──────── Input
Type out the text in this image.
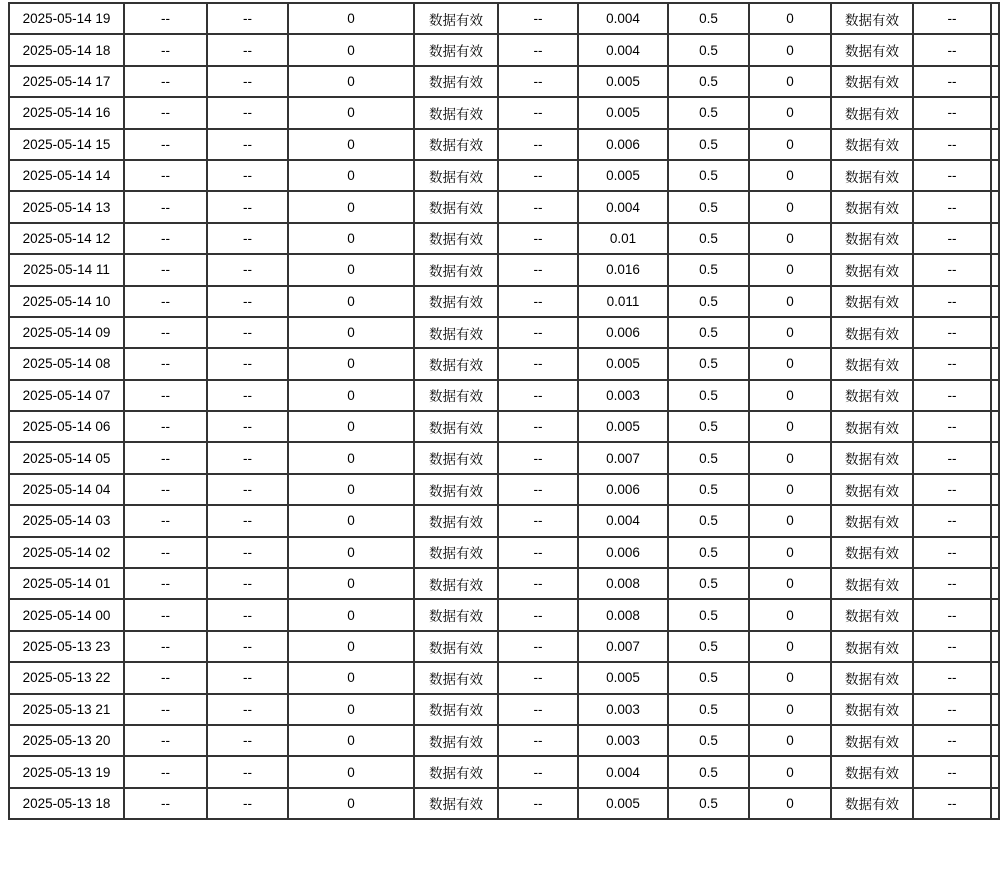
2025-05-14 19	--	--	0	数据有效	--	0.004	0.5	0	数据有效	--	
2025-05-14 18	--	--	0	数据有效	--	0.004	0.5	0	数据有效	--	
2025-05-14 17	--	--	0	数据有效	--	0.005	0.5	0	数据有效	--	
2025-05-14 16	--	--	0	数据有效	--	0.005	0.5	0	数据有效	--	
2025-05-14 15	--	--	0	数据有效	--	0.006	0.5	0	数据有效	--	
2025-05-14 14	--	--	0	数据有效	--	0.005	0.5	0	数据有效	--	
2025-05-14 13	--	--	0	数据有效	--	0.004	0.5	0	数据有效	--	
2025-05-14 12	--	--	0	数据有效	--	0.01	0.5	0	数据有效	--	
2025-05-14 11	--	--	0	数据有效	--	0.016	0.5	0	数据有效	--	
2025-05-14 10	--	--	0	数据有效	--	0.011	0.5	0	数据有效	--	
2025-05-14 09	--	--	0	数据有效	--	0.006	0.5	0	数据有效	--	
2025-05-14 08	--	--	0	数据有效	--	0.005	0.5	0	数据有效	--	
2025-05-14 07	--	--	0	数据有效	--	0.003	0.5	0	数据有效	--	
2025-05-14 06	--	--	0	数据有效	--	0.005	0.5	0	数据有效	--	
2025-05-14 05	--	--	0	数据有效	--	0.007	0.5	0	数据有效	--	
2025-05-14 04	--	--	0	数据有效	--	0.006	0.5	0	数据有效	--	
2025-05-14 03	--	--	0	数据有效	--	0.004	0.5	0	数据有效	--	
2025-05-14 02	--	--	0	数据有效	--	0.006	0.5	0	数据有效	--	
2025-05-14 01	--	--	0	数据有效	--	0.008	0.5	0	数据有效	--	
2025-05-14 00	--	--	0	数据有效	--	0.008	0.5	0	数据有效	--	
2025-05-13 23	--	--	0	数据有效	--	0.007	0.5	0	数据有效	--	
2025-05-13 22	--	--	0	数据有效	--	0.005	0.5	0	数据有效	--	
2025-05-13 21	--	--	0	数据有效	--	0.003	0.5	0	数据有效	--	
2025-05-13 20	--	--	0	数据有效	--	0.003	0.5	0	数据有效	--	
2025-05-13 19	--	--	0	数据有效	--	0.004	0.5	0	数据有效	--	
2025-05-13 18	--	--	0	数据有效	--	0.005	0.5	0	数据有效	--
────────────────
Omit the pictures and give the material again, exactly and in full.

■ Problem solution
Type out the text in this image.
2025-05-14 19	--	--	0	数据有效	--	0.004	0.5	0	数据有效	--	
2025-05-14 18	--	--	0	数据有效	--	0.004	0.5	0	数据有效	--	
2025-05-14 17	--	--	0	数据有效	--	0.005	0.5	0	数据有效	--	
2025-05-14 16	--	--	0	数据有效	--	0.005	0.5	0	数据有效	--	
2025-05-14 15	--	--	0	数据有效	--	0.006	0.5	0	数据有效	--	
2025-05-14 14	--	--	0	数据有效	--	0.005	0.5	0	数据有效	--	
2025-05-14 13	--	--	0	数据有效	--	0.004	0.5	0	数据有效	--	
2025-05-14 12	--	--	0	数据有效	--	0.01	0.5	0	数据有效	--	
2025-05-14 11	--	--	0	数据有效	--	0.016	0.5	0	数据有效	--	
2025-05-14 10	--	--	0	数据有效	--	0.011	0.5	0	数据有效	--	
2025-05-14 09	--	--	0	数据有效	--	0.006	0.5	0	数据有效	--	
2025-05-14 08	--	--	0	数据有效	--	0.005	0.5	0	数据有效	--	
2025-05-14 07	--	--	0	数据有效	--	0.003	0.5	0	数据有效	--	
2025-05-14 06	--	--	0	数据有效	--	0.005	0.5	0	数据有效	--	
2025-05-14 05	--	--	0	数据有效	--	0.007	0.5	0	数据有效	--	
2025-05-14 04	--	--	0	数据有效	--	0.006	0.5	0	数据有效	--	
2025-05-14 03	--	--	0	数据有效	--	0.004	0.5	0	数据有效	--	
2025-05-14 02	--	--	0	数据有效	--	0.006	0.5	0	数据有效	--	
2025-05-14 01	--	--	0	数据有效	--	0.008	0.5	0	数据有效	--	
2025-05-14 00	--	--	0	数据有效	--	0.008	0.5	0	数据有效	--	
2025-05-13 23	--	--	0	数据有效	--	0.007	0.5	0	数据有效	--	
2025-05-13 22	--	--	0	数据有效	--	0.005	0.5	0	数据有效	--	
2025-05-13 21	--	--	0	数据有效	--	0.003	0.5	0	数据有效	--	
2025-05-13 20	--	--	0	数据有效	--	0.003	0.5	0	数据有效	--	
2025-05-13 19	--	--	0	数据有效	--	0.004	0.5	0	数据有效	--	
2025-05-13 18	--	--	0	数据有效	--	0.005	0.5	0	数据有效	--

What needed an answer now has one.